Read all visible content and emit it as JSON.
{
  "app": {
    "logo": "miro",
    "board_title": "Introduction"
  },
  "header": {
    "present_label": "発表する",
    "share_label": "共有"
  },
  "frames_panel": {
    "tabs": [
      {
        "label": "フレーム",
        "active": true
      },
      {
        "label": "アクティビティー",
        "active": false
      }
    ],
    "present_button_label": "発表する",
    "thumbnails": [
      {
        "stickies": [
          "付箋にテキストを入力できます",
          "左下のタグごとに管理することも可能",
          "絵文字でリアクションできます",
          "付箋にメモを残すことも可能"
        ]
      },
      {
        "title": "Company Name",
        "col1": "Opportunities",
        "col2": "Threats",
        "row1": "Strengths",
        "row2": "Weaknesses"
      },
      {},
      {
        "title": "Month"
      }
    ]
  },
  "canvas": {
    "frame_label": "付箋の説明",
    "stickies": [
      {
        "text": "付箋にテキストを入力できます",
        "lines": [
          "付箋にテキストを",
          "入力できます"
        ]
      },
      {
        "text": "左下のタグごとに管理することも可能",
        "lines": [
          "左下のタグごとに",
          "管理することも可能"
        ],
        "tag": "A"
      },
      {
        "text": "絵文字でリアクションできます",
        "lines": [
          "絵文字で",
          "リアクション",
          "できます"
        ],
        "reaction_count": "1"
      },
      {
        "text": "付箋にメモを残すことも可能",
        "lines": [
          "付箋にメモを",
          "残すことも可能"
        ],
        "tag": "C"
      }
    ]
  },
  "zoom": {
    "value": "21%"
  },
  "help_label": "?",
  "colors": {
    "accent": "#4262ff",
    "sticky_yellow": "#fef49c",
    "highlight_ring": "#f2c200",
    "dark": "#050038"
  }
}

★ ★ ★ ★

*What is needed*: Show each line of the data that contains the string "絵文字でリアクションできます".

*Exercise response*:
          "絵文字でリアクションできます",
        "text": "絵文字でリアクションできます",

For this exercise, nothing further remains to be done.